## SET PROBLEM
The entries need to be copied exactly.

## INPUT MATERIAL
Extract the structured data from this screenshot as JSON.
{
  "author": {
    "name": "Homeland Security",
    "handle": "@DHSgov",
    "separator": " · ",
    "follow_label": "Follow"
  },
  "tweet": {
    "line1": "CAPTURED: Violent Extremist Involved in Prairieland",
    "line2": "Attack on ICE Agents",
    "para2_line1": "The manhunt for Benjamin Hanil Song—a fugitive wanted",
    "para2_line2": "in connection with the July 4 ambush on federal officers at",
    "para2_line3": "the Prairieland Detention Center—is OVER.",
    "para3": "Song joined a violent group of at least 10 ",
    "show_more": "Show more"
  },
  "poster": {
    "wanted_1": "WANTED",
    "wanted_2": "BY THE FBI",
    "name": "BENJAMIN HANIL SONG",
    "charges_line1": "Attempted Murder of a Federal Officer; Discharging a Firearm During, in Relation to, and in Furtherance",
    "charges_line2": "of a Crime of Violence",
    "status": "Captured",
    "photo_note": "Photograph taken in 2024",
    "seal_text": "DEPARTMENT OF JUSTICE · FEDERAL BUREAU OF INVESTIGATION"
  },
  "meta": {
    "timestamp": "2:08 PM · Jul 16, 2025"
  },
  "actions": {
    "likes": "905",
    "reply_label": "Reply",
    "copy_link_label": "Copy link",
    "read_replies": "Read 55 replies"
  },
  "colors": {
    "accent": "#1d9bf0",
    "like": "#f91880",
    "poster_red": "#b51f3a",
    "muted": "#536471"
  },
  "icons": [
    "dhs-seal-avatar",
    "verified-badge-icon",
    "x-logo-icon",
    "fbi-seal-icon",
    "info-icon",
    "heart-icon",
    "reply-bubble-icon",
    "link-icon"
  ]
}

## COMPLETED TASK
Extract the structured data from this screenshot as JSON.
{
  "author": {
    "name": "Homeland Security",
    "handle": "@DHSgov",
    "separator": " · ",
    "follow_label": "Follow"
  },
  "tweet": {
    "line1": "CAPTURED: Violent Extremist Involved in Prairieland",
    "line2": "Attack on ICE Agents",
    "para2_line1": "The manhunt for Benjamin Hanil Song—a fugitive wanted",
    "para2_line2": "in connection with the July 4 ambush on federal officers at",
    "para2_line3": "the Prairieland Detention Center—is OVER.",
    "para3": "Song joined a violent group of at least 10 ",
    "show_more": "Show more"
  },
  "poster": {
    "wanted_1": "WANTED",
    "wanted_2": "BY THE FBI",
    "name": "BENJAMIN HANIL SONG",
    "charges_line1": "Attempted Murder of a Federal Officer; Discharging a Firearm During, in Relation to, and in Furtherance",
    "charges_line2": "of a Crime of Violence",
    "status": "Captured",
    "photo_note": "Photograph taken in 2024",
    "seal_text": "DEPARTMENT OF JUSTICE · FEDERAL BUREAU OF INVESTIGATION"
  },
  "meta": {
    "timestamp": "2:08 PM · Jul 16, 2025"
  },
  "actions": {
    "likes": "905",
    "reply_label": "Reply",
    "copy_link_label": "Copy link",
    "read_replies": "Read 55 replies"
  },
  "colors": {
    "accent": "#1d9bf0",
    "like": "#f91880",
    "poster_red": "#b51f3a",
    "muted": "#536471"
  },
  "icons": [
    "dhs-seal-avatar",
    "verified-badge-icon",
    "x-logo-icon",
    "fbi-seal-icon",
    "info-icon",
    "heart-icon",
    "reply-bubble-icon",
    "link-icon"
  ]
}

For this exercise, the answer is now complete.